Input records:

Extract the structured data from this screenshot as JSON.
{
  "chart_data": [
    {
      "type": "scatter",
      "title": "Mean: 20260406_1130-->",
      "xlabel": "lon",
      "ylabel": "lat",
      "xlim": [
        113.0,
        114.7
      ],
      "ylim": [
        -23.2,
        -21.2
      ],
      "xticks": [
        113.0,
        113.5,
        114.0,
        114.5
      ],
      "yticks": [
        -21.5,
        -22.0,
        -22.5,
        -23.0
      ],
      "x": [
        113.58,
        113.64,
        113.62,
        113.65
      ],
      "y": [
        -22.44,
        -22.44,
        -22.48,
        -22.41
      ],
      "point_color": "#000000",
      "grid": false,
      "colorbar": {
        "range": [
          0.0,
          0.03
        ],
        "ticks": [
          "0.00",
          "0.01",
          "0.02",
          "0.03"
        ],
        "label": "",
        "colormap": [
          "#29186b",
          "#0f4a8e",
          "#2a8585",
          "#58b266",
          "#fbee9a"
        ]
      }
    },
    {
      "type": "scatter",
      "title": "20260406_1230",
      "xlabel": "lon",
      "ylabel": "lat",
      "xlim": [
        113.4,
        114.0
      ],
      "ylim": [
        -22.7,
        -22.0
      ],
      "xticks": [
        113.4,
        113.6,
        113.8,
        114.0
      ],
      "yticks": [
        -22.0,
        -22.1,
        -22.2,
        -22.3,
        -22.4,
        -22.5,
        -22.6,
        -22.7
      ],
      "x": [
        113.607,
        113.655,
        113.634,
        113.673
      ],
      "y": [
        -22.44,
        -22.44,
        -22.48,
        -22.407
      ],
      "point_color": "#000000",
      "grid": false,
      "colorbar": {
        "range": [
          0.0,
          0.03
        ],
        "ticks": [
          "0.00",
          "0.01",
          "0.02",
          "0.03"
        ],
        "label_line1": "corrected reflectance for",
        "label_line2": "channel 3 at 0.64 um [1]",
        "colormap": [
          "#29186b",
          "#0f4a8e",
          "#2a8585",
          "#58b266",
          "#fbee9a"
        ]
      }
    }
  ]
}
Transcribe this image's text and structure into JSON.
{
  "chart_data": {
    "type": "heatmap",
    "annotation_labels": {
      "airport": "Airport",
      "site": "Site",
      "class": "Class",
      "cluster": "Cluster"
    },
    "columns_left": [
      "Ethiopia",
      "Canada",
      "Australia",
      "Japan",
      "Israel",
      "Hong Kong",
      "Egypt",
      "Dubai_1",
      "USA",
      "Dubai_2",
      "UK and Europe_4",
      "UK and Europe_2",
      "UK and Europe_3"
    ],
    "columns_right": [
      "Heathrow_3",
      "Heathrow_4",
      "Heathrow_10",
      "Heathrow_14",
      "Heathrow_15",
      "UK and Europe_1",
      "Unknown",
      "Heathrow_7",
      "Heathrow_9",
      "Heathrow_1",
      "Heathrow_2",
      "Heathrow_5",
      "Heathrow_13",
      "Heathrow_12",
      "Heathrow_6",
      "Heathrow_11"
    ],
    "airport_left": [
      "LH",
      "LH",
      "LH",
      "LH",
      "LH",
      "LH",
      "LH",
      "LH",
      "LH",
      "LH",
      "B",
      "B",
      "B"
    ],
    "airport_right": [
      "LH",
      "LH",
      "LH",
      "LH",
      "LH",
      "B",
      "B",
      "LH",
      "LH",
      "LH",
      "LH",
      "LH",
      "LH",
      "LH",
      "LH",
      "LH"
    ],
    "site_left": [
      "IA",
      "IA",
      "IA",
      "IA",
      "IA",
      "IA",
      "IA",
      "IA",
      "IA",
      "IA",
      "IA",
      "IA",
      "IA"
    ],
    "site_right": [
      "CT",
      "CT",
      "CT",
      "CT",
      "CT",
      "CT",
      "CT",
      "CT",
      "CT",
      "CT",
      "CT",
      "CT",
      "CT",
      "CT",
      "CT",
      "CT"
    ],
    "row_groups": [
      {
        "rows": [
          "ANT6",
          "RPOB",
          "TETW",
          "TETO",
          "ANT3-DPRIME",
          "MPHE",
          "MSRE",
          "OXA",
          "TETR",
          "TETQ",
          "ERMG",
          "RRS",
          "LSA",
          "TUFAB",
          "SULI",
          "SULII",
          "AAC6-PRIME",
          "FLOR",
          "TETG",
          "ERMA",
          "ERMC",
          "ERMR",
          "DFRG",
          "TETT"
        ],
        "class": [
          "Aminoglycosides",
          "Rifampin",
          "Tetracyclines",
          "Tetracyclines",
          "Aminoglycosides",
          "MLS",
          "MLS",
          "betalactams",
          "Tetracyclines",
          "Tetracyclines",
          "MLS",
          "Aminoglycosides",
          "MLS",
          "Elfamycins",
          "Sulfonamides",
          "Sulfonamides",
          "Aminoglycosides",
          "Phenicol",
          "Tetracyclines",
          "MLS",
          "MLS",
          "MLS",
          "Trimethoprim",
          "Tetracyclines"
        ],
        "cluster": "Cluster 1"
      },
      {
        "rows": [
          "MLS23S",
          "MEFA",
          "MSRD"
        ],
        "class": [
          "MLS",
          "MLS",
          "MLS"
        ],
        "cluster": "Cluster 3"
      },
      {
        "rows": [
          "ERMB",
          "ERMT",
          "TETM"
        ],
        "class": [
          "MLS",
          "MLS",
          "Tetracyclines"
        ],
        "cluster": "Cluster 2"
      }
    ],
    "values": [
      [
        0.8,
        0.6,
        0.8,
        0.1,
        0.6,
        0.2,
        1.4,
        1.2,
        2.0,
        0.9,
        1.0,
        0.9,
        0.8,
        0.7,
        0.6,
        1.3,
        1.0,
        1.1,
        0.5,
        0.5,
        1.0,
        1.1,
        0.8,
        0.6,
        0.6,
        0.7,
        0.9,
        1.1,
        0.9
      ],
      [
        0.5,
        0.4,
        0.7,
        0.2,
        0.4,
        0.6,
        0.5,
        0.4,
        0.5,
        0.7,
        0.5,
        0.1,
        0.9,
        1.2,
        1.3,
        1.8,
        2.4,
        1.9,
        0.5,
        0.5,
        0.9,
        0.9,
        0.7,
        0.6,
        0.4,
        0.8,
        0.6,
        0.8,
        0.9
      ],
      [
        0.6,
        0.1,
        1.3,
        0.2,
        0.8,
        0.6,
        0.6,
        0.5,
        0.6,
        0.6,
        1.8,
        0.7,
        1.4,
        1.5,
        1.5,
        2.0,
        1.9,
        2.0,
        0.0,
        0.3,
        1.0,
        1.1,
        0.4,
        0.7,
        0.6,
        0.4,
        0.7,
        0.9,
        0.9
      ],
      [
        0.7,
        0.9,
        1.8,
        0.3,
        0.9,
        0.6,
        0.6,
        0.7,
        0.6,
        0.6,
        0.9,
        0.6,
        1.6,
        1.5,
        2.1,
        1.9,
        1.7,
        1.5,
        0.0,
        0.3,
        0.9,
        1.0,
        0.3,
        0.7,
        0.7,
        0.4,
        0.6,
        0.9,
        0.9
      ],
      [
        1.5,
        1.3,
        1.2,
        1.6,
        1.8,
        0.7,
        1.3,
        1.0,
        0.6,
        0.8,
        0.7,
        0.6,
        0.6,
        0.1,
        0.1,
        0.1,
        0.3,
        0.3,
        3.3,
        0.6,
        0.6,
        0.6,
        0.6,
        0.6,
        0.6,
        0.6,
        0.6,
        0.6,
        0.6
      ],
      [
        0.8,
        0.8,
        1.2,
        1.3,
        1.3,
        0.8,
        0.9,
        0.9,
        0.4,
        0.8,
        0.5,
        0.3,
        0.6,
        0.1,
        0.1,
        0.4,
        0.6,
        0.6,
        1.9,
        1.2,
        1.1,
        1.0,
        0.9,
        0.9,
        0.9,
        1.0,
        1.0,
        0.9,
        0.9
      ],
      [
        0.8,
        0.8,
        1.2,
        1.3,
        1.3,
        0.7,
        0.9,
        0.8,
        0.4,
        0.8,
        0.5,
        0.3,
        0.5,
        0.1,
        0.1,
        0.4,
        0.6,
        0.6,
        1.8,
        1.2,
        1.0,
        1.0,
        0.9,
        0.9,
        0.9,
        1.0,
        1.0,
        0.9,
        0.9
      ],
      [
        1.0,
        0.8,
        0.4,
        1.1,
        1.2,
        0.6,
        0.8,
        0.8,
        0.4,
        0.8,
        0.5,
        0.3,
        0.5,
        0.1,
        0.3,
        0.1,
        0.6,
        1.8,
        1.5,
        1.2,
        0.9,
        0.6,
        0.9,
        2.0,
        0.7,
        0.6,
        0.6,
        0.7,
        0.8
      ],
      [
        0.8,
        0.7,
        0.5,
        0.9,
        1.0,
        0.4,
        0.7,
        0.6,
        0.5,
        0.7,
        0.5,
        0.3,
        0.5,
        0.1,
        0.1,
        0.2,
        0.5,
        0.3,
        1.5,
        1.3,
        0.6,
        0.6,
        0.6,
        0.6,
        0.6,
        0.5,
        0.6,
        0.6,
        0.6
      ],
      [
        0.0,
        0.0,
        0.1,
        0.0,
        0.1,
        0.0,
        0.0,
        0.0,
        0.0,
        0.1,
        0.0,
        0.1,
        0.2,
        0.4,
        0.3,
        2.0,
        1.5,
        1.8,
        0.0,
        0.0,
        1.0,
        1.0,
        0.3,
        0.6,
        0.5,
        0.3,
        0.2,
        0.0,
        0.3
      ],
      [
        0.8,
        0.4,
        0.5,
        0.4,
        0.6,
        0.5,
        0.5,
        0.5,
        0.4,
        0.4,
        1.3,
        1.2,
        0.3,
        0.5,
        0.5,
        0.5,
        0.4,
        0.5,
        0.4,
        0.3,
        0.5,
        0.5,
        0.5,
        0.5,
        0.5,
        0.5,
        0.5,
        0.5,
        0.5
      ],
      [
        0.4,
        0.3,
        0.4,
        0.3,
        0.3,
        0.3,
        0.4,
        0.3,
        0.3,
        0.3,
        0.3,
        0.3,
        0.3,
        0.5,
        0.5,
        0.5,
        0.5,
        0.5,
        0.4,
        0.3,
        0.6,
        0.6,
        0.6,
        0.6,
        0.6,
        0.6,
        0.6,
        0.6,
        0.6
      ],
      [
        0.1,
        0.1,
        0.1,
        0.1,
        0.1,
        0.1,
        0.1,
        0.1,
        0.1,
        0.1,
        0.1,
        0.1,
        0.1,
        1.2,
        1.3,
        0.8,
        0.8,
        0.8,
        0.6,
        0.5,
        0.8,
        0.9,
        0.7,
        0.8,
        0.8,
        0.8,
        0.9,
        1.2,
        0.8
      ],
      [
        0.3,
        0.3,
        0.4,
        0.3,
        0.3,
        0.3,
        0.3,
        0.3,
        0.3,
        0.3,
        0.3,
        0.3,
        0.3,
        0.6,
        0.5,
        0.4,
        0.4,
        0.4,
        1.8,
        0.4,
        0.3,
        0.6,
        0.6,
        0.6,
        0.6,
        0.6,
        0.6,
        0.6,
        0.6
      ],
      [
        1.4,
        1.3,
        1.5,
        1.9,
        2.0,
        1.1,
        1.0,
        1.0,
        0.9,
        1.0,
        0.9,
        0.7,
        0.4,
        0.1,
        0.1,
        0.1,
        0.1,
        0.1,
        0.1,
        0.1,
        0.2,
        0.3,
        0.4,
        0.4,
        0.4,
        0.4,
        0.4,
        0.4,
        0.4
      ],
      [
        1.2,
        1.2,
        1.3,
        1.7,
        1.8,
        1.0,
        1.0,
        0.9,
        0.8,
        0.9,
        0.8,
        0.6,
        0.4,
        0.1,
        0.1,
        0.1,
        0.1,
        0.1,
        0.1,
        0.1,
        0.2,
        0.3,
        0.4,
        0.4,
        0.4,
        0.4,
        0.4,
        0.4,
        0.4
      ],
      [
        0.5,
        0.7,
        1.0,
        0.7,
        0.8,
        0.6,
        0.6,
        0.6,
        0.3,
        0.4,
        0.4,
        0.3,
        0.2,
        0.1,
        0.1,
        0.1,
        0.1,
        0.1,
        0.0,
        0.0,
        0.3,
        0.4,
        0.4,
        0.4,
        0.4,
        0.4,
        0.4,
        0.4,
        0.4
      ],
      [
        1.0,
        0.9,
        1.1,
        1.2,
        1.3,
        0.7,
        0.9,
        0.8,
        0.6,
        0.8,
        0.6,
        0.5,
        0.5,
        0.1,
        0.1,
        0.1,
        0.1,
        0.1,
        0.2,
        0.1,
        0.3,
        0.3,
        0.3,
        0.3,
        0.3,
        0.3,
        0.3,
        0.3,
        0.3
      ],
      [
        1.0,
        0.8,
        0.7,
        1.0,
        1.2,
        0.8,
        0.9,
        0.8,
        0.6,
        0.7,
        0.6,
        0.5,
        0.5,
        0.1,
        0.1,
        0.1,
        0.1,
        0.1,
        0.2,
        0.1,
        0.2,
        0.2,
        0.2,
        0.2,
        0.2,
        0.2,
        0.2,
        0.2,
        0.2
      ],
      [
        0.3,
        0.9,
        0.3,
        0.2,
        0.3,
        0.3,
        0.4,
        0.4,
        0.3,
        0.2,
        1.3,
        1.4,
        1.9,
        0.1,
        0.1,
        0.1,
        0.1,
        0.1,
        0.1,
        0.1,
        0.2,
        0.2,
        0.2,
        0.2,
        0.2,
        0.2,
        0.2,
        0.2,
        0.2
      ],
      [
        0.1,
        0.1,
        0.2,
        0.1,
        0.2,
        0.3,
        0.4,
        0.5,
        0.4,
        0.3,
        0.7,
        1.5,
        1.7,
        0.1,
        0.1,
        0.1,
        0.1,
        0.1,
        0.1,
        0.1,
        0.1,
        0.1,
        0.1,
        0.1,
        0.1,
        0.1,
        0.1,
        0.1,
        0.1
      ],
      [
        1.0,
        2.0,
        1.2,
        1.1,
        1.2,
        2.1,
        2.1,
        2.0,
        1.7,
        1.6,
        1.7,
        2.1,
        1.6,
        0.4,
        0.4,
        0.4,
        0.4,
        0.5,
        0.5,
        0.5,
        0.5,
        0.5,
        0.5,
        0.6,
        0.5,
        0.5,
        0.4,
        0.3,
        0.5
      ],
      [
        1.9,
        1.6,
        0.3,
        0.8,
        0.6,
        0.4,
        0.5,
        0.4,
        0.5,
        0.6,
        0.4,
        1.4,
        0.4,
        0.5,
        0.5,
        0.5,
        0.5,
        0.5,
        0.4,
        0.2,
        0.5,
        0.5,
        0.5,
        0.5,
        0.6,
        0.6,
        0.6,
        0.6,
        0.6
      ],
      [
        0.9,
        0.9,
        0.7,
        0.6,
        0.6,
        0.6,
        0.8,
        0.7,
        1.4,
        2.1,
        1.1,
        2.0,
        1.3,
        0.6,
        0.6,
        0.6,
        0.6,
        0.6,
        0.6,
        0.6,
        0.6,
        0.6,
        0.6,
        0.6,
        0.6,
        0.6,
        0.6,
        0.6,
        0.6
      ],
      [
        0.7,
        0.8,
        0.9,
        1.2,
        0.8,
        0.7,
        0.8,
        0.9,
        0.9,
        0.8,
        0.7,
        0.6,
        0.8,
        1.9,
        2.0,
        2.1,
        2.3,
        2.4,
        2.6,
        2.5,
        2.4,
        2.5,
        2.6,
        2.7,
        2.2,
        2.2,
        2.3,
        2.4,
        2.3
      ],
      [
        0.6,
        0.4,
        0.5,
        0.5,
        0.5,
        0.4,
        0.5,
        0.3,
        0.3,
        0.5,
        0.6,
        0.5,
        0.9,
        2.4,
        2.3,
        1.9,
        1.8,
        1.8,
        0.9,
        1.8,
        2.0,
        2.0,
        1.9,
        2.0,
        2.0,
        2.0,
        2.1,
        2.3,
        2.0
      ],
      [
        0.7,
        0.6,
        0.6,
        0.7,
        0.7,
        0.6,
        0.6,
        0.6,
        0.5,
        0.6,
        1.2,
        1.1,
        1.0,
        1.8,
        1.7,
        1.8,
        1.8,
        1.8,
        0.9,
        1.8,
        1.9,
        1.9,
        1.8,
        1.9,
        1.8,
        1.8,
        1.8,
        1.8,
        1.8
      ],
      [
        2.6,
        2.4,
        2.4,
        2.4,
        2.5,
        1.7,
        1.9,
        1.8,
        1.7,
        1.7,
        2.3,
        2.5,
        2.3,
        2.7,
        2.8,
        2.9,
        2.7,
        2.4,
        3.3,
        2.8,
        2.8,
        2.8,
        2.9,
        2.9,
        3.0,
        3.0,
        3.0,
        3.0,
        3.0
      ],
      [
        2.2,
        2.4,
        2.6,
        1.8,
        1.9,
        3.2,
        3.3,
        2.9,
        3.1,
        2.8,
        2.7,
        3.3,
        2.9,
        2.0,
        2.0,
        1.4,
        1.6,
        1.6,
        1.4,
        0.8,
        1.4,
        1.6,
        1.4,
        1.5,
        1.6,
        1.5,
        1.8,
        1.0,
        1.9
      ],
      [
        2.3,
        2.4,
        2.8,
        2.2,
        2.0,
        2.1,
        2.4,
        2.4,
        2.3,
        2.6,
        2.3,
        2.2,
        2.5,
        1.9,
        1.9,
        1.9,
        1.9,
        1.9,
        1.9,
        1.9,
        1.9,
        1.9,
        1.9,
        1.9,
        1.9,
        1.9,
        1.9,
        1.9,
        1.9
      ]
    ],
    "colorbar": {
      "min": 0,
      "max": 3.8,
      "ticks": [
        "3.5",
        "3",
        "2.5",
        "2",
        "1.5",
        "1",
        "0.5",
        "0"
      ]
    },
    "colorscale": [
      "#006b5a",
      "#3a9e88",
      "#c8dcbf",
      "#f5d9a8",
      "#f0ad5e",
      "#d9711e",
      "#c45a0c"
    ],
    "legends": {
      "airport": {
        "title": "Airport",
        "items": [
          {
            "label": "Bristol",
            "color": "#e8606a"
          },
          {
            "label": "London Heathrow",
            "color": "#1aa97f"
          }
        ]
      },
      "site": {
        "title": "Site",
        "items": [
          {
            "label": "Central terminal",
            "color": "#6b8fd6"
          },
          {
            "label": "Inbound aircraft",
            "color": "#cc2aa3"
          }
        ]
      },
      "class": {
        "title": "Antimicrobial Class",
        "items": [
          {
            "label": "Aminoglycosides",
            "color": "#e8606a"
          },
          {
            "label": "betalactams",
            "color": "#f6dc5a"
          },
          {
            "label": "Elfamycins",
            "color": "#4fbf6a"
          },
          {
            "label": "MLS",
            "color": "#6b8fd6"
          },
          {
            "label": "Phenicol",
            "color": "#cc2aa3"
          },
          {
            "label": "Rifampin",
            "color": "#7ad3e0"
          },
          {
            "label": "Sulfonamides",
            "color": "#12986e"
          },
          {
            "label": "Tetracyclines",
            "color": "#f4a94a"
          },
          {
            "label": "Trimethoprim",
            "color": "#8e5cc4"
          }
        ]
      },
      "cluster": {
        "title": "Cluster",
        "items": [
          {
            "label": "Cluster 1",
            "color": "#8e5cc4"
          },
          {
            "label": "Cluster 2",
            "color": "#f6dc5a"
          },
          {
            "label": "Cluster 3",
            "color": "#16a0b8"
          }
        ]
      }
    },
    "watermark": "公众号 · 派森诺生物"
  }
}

Goal:
Only the number is wanted: how many lines of these entries contain the string "JSON"?

Response:
2